>> Start SUPPLIED INFORMATION
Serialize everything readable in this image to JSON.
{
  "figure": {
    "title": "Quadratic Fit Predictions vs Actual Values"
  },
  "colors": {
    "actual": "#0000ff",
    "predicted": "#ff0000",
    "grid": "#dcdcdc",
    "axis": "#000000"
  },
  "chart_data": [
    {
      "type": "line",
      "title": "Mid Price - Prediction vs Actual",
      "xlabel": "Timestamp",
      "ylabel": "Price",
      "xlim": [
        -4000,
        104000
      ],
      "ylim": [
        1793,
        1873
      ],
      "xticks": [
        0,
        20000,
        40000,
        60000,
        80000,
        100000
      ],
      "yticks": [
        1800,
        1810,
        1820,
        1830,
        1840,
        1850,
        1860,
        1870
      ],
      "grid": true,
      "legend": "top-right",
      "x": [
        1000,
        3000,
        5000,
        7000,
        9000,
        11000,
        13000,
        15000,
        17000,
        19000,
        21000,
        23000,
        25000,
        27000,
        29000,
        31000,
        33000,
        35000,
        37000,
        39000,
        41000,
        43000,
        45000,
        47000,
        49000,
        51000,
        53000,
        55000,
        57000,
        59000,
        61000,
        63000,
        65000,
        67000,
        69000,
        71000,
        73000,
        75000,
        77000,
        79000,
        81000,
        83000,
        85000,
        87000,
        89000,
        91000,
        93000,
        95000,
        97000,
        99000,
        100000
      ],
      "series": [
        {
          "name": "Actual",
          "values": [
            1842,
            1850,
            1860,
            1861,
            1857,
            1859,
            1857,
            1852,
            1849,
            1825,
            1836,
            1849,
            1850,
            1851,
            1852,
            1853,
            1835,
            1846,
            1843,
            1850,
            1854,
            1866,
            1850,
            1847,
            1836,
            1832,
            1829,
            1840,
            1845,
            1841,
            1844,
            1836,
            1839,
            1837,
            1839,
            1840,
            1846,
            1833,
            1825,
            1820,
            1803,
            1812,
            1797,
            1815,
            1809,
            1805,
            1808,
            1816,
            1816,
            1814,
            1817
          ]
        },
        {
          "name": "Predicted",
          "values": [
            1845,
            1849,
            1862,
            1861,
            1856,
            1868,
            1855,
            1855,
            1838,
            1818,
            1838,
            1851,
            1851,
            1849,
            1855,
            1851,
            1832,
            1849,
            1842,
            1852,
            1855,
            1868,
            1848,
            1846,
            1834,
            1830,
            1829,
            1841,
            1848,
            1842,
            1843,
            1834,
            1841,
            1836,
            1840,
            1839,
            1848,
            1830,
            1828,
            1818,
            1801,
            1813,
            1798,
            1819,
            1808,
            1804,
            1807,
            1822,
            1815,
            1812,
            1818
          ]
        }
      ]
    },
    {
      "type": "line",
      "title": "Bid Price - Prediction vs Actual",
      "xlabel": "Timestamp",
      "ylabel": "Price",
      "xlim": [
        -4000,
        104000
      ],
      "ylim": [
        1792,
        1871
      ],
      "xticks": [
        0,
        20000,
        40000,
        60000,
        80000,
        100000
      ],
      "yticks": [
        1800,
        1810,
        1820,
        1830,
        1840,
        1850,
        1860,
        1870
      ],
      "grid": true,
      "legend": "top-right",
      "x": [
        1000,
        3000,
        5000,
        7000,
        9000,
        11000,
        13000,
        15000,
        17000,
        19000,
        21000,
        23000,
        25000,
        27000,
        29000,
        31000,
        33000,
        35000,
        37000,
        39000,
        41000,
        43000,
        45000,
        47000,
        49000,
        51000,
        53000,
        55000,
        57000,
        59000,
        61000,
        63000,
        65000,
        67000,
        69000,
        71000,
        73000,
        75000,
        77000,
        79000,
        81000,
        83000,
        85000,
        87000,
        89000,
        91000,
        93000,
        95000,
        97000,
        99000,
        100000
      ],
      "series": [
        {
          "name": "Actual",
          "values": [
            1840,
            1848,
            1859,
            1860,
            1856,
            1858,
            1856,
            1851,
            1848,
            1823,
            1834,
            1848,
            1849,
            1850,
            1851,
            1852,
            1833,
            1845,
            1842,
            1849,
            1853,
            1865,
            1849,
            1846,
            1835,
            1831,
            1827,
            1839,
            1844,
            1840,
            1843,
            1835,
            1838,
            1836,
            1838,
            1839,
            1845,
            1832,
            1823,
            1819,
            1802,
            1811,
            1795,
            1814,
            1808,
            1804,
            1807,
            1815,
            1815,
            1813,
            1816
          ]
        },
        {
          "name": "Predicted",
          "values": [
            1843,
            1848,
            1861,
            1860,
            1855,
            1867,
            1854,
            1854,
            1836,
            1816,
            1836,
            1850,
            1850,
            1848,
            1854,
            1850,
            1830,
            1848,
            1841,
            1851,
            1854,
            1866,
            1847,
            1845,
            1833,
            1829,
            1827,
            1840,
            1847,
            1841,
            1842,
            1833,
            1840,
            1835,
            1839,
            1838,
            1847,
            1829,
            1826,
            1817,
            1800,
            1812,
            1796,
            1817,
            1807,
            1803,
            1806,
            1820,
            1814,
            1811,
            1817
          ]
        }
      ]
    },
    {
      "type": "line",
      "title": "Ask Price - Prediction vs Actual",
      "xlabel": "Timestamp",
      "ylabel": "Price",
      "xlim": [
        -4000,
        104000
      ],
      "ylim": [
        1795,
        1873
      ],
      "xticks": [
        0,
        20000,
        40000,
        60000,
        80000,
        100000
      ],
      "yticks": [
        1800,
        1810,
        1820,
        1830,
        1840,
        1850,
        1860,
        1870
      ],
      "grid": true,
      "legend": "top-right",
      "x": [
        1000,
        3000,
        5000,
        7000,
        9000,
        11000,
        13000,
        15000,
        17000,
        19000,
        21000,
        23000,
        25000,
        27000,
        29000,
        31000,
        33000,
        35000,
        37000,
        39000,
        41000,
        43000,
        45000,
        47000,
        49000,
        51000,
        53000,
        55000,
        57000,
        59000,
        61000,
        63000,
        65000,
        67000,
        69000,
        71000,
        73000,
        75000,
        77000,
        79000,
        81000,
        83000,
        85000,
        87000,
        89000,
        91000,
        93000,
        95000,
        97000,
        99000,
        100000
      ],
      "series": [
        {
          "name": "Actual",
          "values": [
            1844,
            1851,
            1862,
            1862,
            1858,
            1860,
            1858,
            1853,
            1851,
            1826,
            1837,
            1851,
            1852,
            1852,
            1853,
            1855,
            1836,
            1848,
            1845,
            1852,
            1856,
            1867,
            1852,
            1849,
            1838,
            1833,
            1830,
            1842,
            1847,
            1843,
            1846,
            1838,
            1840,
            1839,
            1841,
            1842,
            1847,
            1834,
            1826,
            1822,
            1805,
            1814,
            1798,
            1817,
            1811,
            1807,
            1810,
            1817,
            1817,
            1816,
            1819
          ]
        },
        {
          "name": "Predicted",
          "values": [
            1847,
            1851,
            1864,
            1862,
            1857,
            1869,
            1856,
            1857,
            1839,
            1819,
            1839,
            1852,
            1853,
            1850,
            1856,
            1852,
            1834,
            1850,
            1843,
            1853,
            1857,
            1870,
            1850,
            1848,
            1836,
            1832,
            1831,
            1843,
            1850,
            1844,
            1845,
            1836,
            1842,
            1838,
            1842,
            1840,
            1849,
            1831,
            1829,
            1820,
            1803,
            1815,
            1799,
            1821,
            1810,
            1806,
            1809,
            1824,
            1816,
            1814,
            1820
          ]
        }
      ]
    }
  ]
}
>> End SUPPLIED INFORMATION
> REQUIRED WORK: Print the listing above in its entirety, with every line exact.

> RESULT OF THE EXERCISE:
Serialize everything readable in this image to JSON.
{
  "figure": {
    "title": "Quadratic Fit Predictions vs Actual Values"
  },
  "colors": {
    "actual": "#0000ff",
    "predicted": "#ff0000",
    "grid": "#dcdcdc",
    "axis": "#000000"
  },
  "chart_data": [
    {
      "type": "line",
      "title": "Mid Price - Prediction vs Actual",
      "xlabel": "Timestamp",
      "ylabel": "Price",
      "xlim": [
        -4000,
        104000
      ],
      "ylim": [
        1793,
        1873
      ],
      "xticks": [
        0,
        20000,
        40000,
        60000,
        80000,
        100000
      ],
      "yticks": [
        1800,
        1810,
        1820,
        1830,
        1840,
        1850,
        1860,
        1870
      ],
      "grid": true,
      "legend": "top-right",
      "x": [
        1000,
        3000,
        5000,
        7000,
        9000,
        11000,
        13000,
        15000,
        17000,
        19000,
        21000,
        23000,
        25000,
        27000,
        29000,
        31000,
        33000,
        35000,
        37000,
        39000,
        41000,
        43000,
        45000,
        47000,
        49000,
        51000,
        53000,
        55000,
        57000,
        59000,
        61000,
        63000,
        65000,
        67000,
        69000,
        71000,
        73000,
        75000,
        77000,
        79000,
        81000,
        83000,
        85000,
        87000,
        89000,
        91000,
        93000,
        95000,
        97000,
        99000,
        100000
      ],
      "series": [
        {
          "name": "Actual",
          "values": [
            1842,
            1850,
            1860,
            1861,
            1857,
            1859,
            1857,
            1852,
            1849,
            1825,
            1836,
            1849,
            1850,
            1851,
            1852,
            1853,
            1835,
            1846,
            1843,
            1850,
            1854,
            1866,
            1850,
            1847,
            1836,
            1832,
            1829,
            1840,
            1845,
            1841,
            1844,
            1836,
            1839,
            1837,
            1839,
            1840,
            1846,
            1833,
            1825,
            1820,
            1803,
            1812,
            1797,
            1815,
            1809,
            1805,
            1808,
            1816,
            1816,
            1814,
            1817
          ]
        },
        {
          "name": "Predicted",
          "values": [
            1845,
            1849,
            1862,
            1861,
            1856,
            1868,
            1855,
            1855,
            1838,
            1818,
            1838,
            1851,
            1851,
            1849,
            1855,
            1851,
            1832,
            1849,
            1842,
            1852,
            1855,
            1868,
            1848,
            1846,
            1834,
            1830,
            1829,
            1841,
            1848,
            1842,
            1843,
            1834,
            1841,
            1836,
            1840,
            1839,
            1848,
            1830,
            1828,
            1818,
            1801,
            1813,
            1798,
            1819,
            1808,
            1804,
            1807,
            1822,
            1815,
            1812,
            1818
          ]
        }
      ]
    },
    {
      "type": "line",
      "title": "Bid Price - Prediction vs Actual",
      "xlabel": "Timestamp",
      "ylabel": "Price",
      "xlim": [
        -4000,
        104000
      ],
      "ylim": [
        1792,
        1871
      ],
      "xticks": [
        0,
        20000,
        40000,
        60000,
        80000,
        100000
      ],
      "yticks": [
        1800,
        1810,
        1820,
        1830,
        1840,
        1850,
        1860,
        1870
      ],
      "grid": true,
      "legend": "top-right",
      "x": [
        1000,
        3000,
        5000,
        7000,
        9000,
        11000,
        13000,
        15000,
        17000,
        19000,
        21000,
        23000,
        25000,
        27000,
        29000,
        31000,
        33000,
        35000,
        37000,
        39000,
        41000,
        43000,
        45000,
        47000,
        49000,
        51000,
        53000,
        55000,
        57000,
        59000,
        61000,
        63000,
        65000,
        67000,
        69000,
        71000,
        73000,
        75000,
        77000,
        79000,
        81000,
        83000,
        85000,
        87000,
        89000,
        91000,
        93000,
        95000,
        97000,
        99000,
        100000
      ],
      "series": [
        {
          "name": "Actual",
          "values": [
            1840,
            1848,
            1859,
            1860,
            1856,
            1858,
            1856,
            1851,
            1848,
            1823,
            1834,
            1848,
            1849,
            1850,
            1851,
            1852,
            1833,
            1845,
            1842,
            1849,
            1853,
            1865,
            1849,
            1846,
            1835,
            1831,
            1827,
            1839,
            1844,
            1840,
            1843,
            1835,
            1838,
            1836,
            1838,
            1839,
            1845,
            1832,
            1823,
            1819,
            1802,
            1811,
            1795,
            1814,
            1808,
            1804,
            1807,
            1815,
            1815,
            1813,
            1816
          ]
        },
        {
          "name": "Predicted",
          "values": [
            1843,
            1848,
            1861,
            1860,
            1855,
            1867,
            1854,
            1854,
            1836,
            1816,
            1836,
            1850,
            1850,
            1848,
            1854,
            1850,
            1830,
            1848,
            1841,
            1851,
            1854,
            1866,
            1847,
            1845,
            1833,
            1829,
            1827,
            1840,
            1847,
            1841,
            1842,
            1833,
            1840,
            1835,
            1839,
            1838,
            1847,
            1829,
            1826,
            1817,
            1800,
            1812,
            1796,
            1817,
            1807,
            1803,
            1806,
            1820,
            1814,
            1811,
            1817
          ]
        }
      ]
    },
    {
      "type": "line",
      "title": "Ask Price - Prediction vs Actual",
      "xlabel": "Timestamp",
      "ylabel": "Price",
      "xlim": [
        -4000,
        104000
      ],
      "ylim": [
        1795,
        1873
      ],
      "xticks": [
        0,
        20000,
        40000,
        60000,
        80000,
        100000
      ],
      "yticks": [
        1800,
        1810,
        1820,
        1830,
        1840,
        1850,
        1860,
        1870
      ],
      "grid": true,
      "legend": "top-right",
      "x": [
        1000,
        3000,
        5000,
        7000,
        9000,
        11000,
        13000,
        15000,
        17000,
        19000,
        21000,
        23000,
        25000,
        27000,
        29000,
        31000,
        33000,
        35000,
        37000,
        39000,
        41000,
        43000,
        45000,
        47000,
        49000,
        51000,
        53000,
        55000,
        57000,
        59000,
        61000,
        63000,
        65000,
        67000,
        69000,
        71000,
        73000,
        75000,
        77000,
        79000,
        81000,
        83000,
        85000,
        87000,
        89000,
        91000,
        93000,
        95000,
        97000,
        99000,
        100000
      ],
      "series": [
        {
          "name": "Actual",
          "values": [
            1844,
            1851,
            1862,
            1862,
            1858,
            1860,
            1858,
            1853,
            1851,
            1826,
            1837,
            1851,
            1852,
            1852,
            1853,
            1855,
            1836,
            1848,
            1845,
            1852,
            1856,
            1867,
            1852,
            1849,
            1838,
            1833,
            1830,
            1842,
            1847,
            1843,
            1846,
            1838,
            1840,
            1839,
            1841,
            1842,
            1847,
            1834,
            1826,
            1822,
            1805,
            1814,
            1798,
            1817,
            1811,
            1807,
            1810,
            1817,
            1817,
            1816,
            1819
          ]
        },
        {
          "name": "Predicted",
          "values": [
            1847,
            1851,
            1864,
            1862,
            1857,
            1869,
            1856,
            1857,
            1839,
            1819,
            1839,
            1852,
            1853,
            1850,
            1856,
            1852,
            1834,
            1850,
            1843,
            1853,
            1857,
            1870,
            1850,
            1848,
            1836,
            1832,
            1831,
            1843,
            1850,
            1844,
            1845,
            1836,
            1842,
            1838,
            1842,
            1840,
            1849,
            1831,
            1829,
            1820,
            1803,
            1815,
            1799,
            1821,
            1810,
            1806,
            1809,
            1824,
            1816,
            1814,
            1820
          ]
        }
      ]
    }
  ]
}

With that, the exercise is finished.